[Structured figure records]
·····

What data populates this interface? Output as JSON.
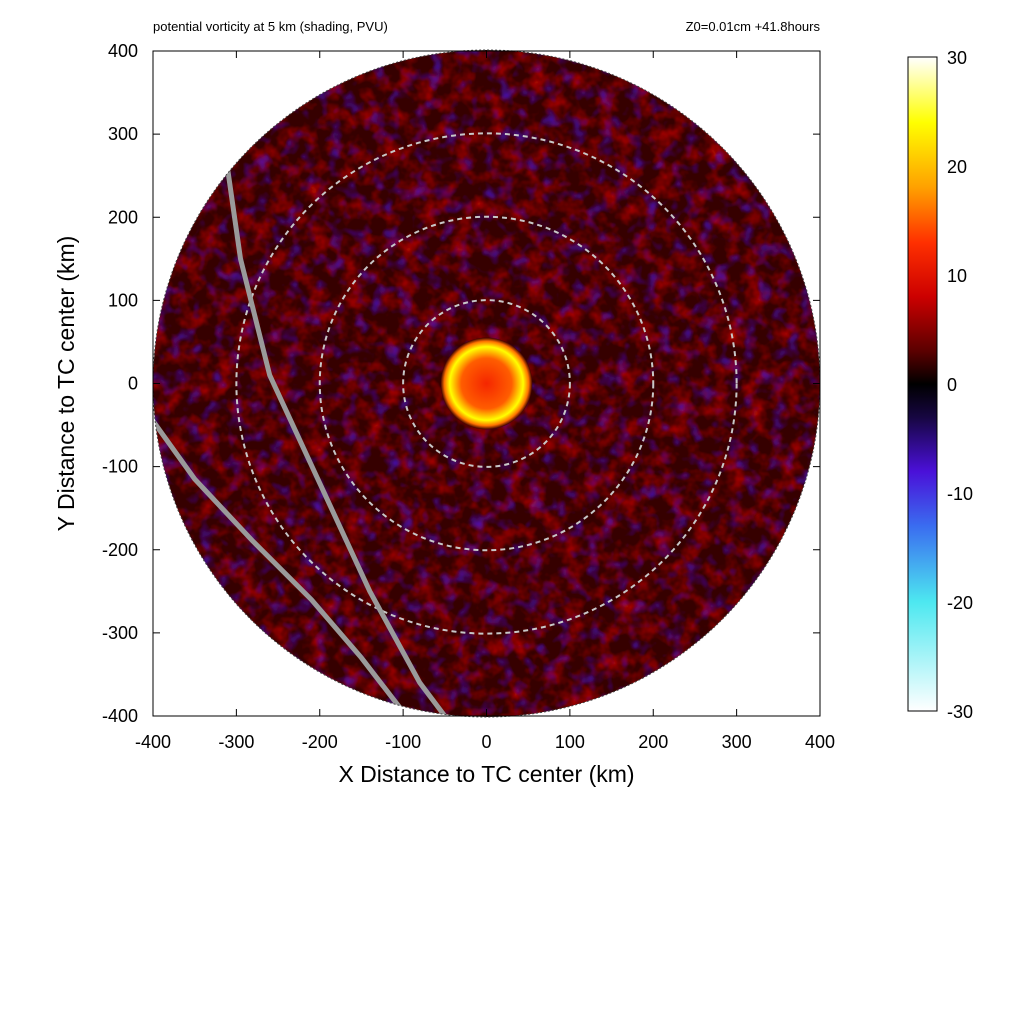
{
  "titles": {
    "left": "potential vorticity at 5 km (shading, PVU)",
    "right": "Z0=0.01cm  +41.8hours"
  },
  "chart_data": {
    "type": "heatmap",
    "title": "potential vorticity at 5 km (shading, PVU)",
    "subtitle": "Z0=0.01cm  +41.8hours",
    "xlabel": "X Distance to TC center (km)",
    "ylabel": "Y Distance to TC center (km)",
    "xlim": [
      -400,
      400
    ],
    "ylim": [
      -400,
      400
    ],
    "xticks": [
      -400,
      -300,
      -200,
      -100,
      0,
      100,
      200,
      300,
      400
    ],
    "yticks": [
      -400,
      -300,
      -200,
      -100,
      0,
      100,
      200,
      300,
      400
    ],
    "domain_radius_km": 400,
    "range_rings_km": [
      100,
      200,
      300
    ],
    "colorbar": {
      "min": -30,
      "max": 30,
      "ticks": [
        30,
        20,
        10,
        0,
        -10,
        -20,
        -30
      ],
      "stops": [
        {
          "value": -30,
          "color": "#ffffff"
        },
        {
          "value": -20,
          "color": "#4de8f0"
        },
        {
          "value": -13,
          "color": "#3a6cf0"
        },
        {
          "value": -8,
          "color": "#4a10d8"
        },
        {
          "value": -3,
          "color": "#160640"
        },
        {
          "value": 0,
          "color": "#000000"
        },
        {
          "value": 3,
          "color": "#5a0000"
        },
        {
          "value": 8,
          "color": "#cc0000"
        },
        {
          "value": 13,
          "color": "#ff3000"
        },
        {
          "value": 18,
          "color": "#ffa000"
        },
        {
          "value": 24,
          "color": "#ffff00"
        },
        {
          "value": 30,
          "color": "#ffffff"
        }
      ]
    },
    "core": {
      "center": [
        0,
        0
      ],
      "peak_pv": 24,
      "eye_pv": 12,
      "eyewall_radius_km": 55
    },
    "tracks": [
      {
        "points": [
          [
            -310,
            255
          ],
          [
            -295,
            150
          ],
          [
            -260,
            10
          ],
          [
            -200,
            -120
          ],
          [
            -140,
            -250
          ],
          [
            -80,
            -360
          ],
          [
            -50,
            -400
          ]
        ]
      },
      {
        "points": [
          [
            -400,
            -45
          ],
          [
            -350,
            -115
          ],
          [
            -280,
            -190
          ],
          [
            -210,
            -260
          ],
          [
            -150,
            -330
          ],
          [
            -100,
            -395
          ]
        ]
      }
    ]
  }
}
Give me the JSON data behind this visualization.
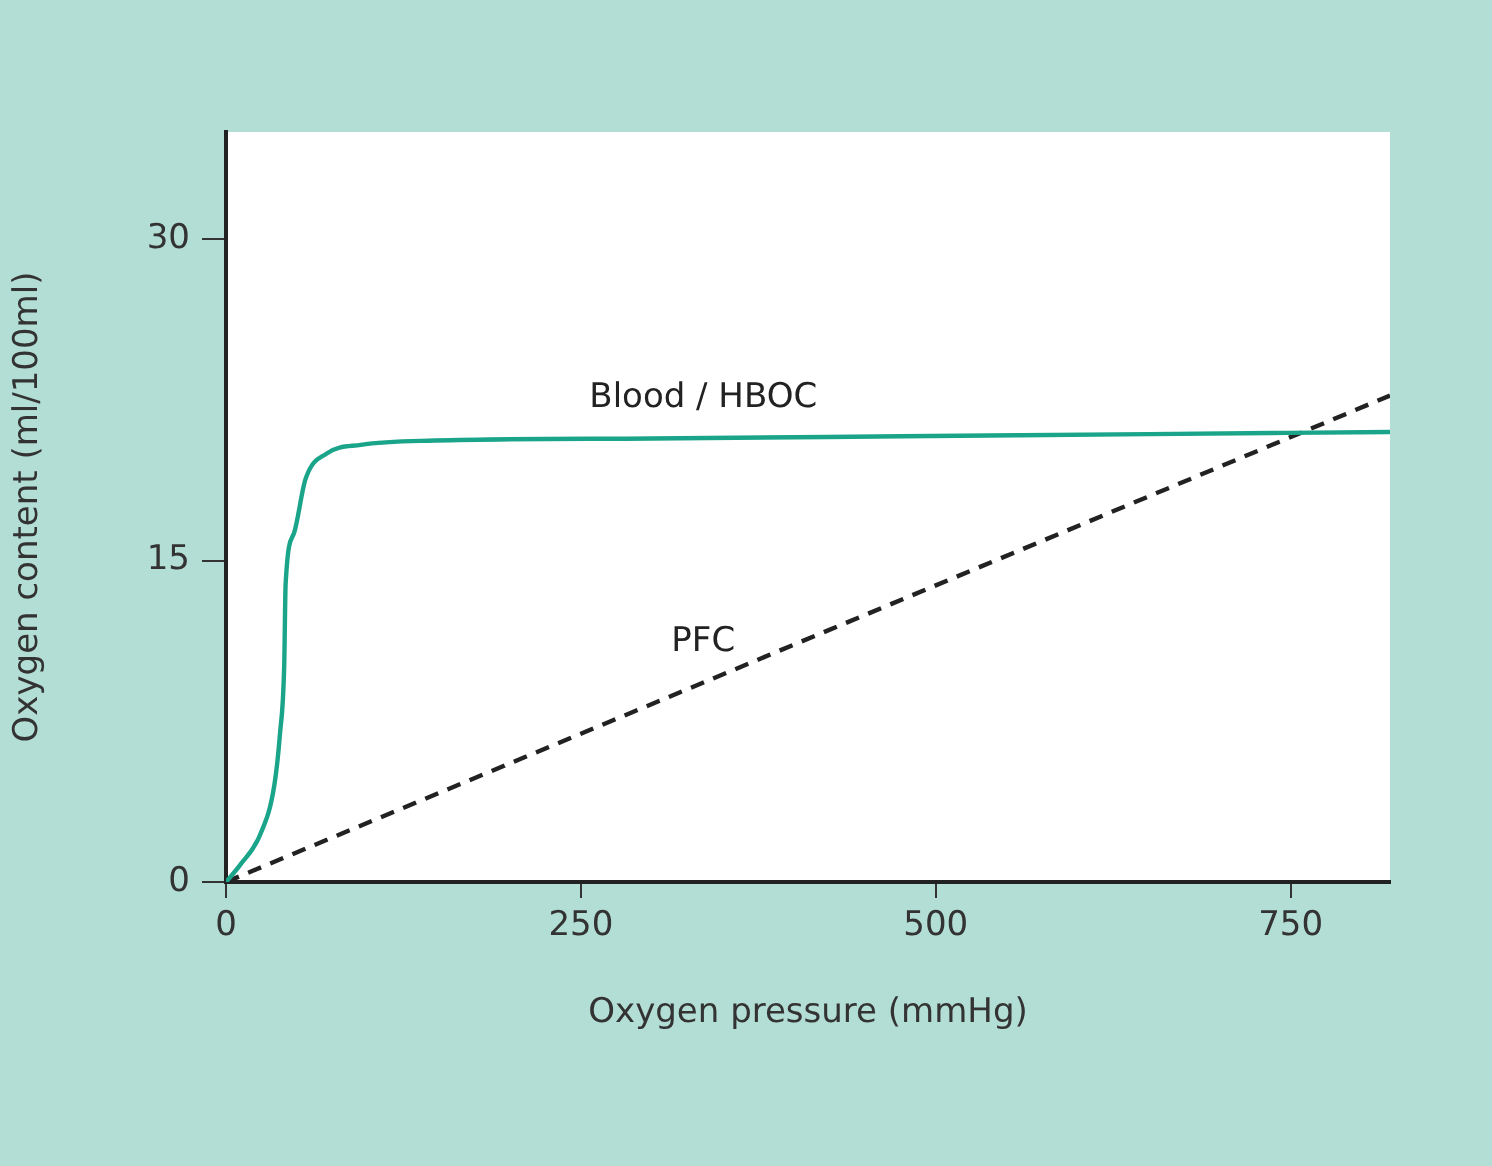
{
  "chart_data": {
    "type": "line",
    "xlabel": "Oxygen pressure (mmHg)",
    "ylabel": "Oxygen content (ml/100ml)",
    "xlim": [
      0,
      820
    ],
    "xticks": [
      0,
      250,
      500,
      750
    ],
    "ylim": [
      0,
      35
    ],
    "yticks": [
      0,
      15,
      30
    ],
    "grid": false,
    "legend": false,
    "marker": "none",
    "series": [
      {
        "name": "Blood / HBOC",
        "color": "#1aa58a",
        "line_style": "solid",
        "x": [
          0,
          10,
          24,
          34,
          38,
          41,
          42,
          48,
          56,
          71,
          95,
          147,
          300,
          476,
          650,
          820
        ],
        "values": [
          0,
          0.8,
          2.2,
          4.5,
          6.9,
          10.1,
          13.9,
          16.3,
          18.8,
          20.0,
          20.4,
          20.6,
          20.7,
          20.8,
          20.9,
          21.0
        ]
      },
      {
        "name": "PFC",
        "color": "#222222",
        "line_style": "dashed",
        "x": [
          0,
          820
        ],
        "values": [
          0,
          22.7
        ]
      }
    ]
  }
}
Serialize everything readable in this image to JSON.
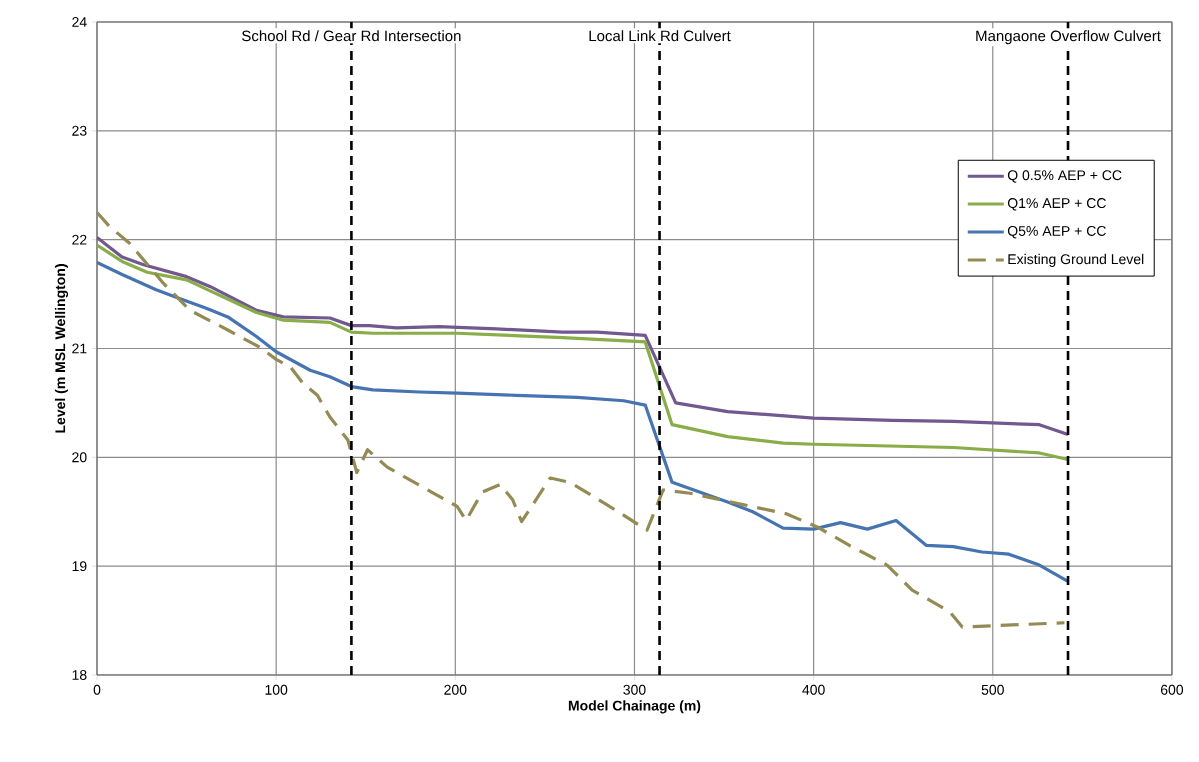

·····

__WRITTEN INSTRUCTION__. Set down the complete material exactly, but do not include the images.

__REPLY__.
What data populates this interface? Output as JSON.
{
  "titles": {
    "left": "potential vorticity at 5 km (shading, PVU)",
    "right": "Z0=0.01cm  +41.8hours"
  },
  "chart_data": {
    "type": "heatmap",
    "title": "potential vorticity at 5 km (shading, PVU)",
    "subtitle": "Z0=0.01cm  +41.8hours",
    "xlabel": "X Distance to TC center (km)",
    "ylabel": "Y Distance to TC center (km)",
    "xlim": [
      -400,
      400
    ],
    "ylim": [
      -400,
      400
    ],
    "xticks": [
      -400,
      -300,
      -200,
      -100,
      0,
      100,
      200,
      300,
      400
    ],
    "yticks": [
      -400,
      -300,
      -200,
      -100,
      0,
      100,
      200,
      300,
      400
    ],
    "domain_radius_km": 400,
    "range_rings_km": [
      100,
      200,
      300
    ],
    "colorbar": {
      "min": -30,
      "max": 30,
      "ticks": [
        30,
        20,
        10,
        0,
        -10,
        -20,
        -30
      ],
      "stops": [
        {
          "value": -30,
          "color": "#ffffff"
        },
        {
          "value": -20,
          "color": "#4de8f0"
        },
        {
          "value": -13,
          "color": "#3a6cf0"
        },
        {
          "value": -8,
          "color": "#4a10d8"
        },
        {
          "value": -3,
          "color": "#160640"
        },
        {
          "value": 0,
          "color": "#000000"
        },
        {
          "value": 3,
          "color": "#5a0000"
        },
        {
          "value": 8,
          "color": "#cc0000"
        },
        {
          "value": 13,
          "color": "#ff3000"
        },
        {
          "value": 18,
          "color": "#ffa000"
        },
        {
          "value": 24,
          "color": "#ffff00"
        },
        {
          "value": 30,
          "color": "#ffffff"
        }
      ]
    },
    "core": {
      "center": [
        0,
        0
      ],
      "peak_pv": 24,
      "eye_pv": 12,
      "eyewall_radius_km": 55
    },
    "tracks": [
      {
        "points": [
          [
            -310,
            255
          ],
          [
            -295,
            150
          ],
          [
            -260,
            10
          ],
          [
            -200,
            -120
          ],
          [
            -140,
            -250
          ],
          [
            -80,
            -360
          ],
          [
            -50,
            -400
          ]
        ]
      },
      {
        "points": [
          [
            -400,
            -45
          ],
          [
            -350,
            -115
          ],
          [
            -280,
            -190
          ],
          [
            -210,
            -260
          ],
          [
            -150,
            -330
          ],
          [
            -100,
            -395
          ]
        ]
      }
    ]
  }
}
Give me the JSON data behind this visualization.
{
  "chart_data": {
    "type": "line",
    "xlabel": "Oxygen pressure (mmHg)",
    "ylabel": "Oxygen content (ml/100ml)",
    "xlim": [
      0,
      820
    ],
    "xticks": [
      0,
      250,
      500,
      750
    ],
    "ylim": [
      0,
      35
    ],
    "yticks": [
      0,
      15,
      30
    ],
    "grid": false,
    "legend": false,
    "marker": "none",
    "series": [
      {
        "name": "Blood / HBOC",
        "color": "#1aa58a",
        "line_style": "solid",
        "x": [
          0,
          10,
          24,
          34,
          38,
          41,
          42,
          48,
          56,
          71,
          95,
          147,
          300,
          476,
          650,
          820
        ],
        "values": [
          0,
          0.8,
          2.2,
          4.5,
          6.9,
          10.1,
          13.9,
          16.3,
          18.8,
          20.0,
          20.4,
          20.6,
          20.7,
          20.8,
          20.9,
          21.0
        ]
      },
      {
        "name": "PFC",
        "color": "#222222",
        "line_style": "dashed",
        "x": [
          0,
          820
        ],
        "values": [
          0,
          22.7
        ]
      }
    ]
  }
}
Serialize everything readable in this image to JSON.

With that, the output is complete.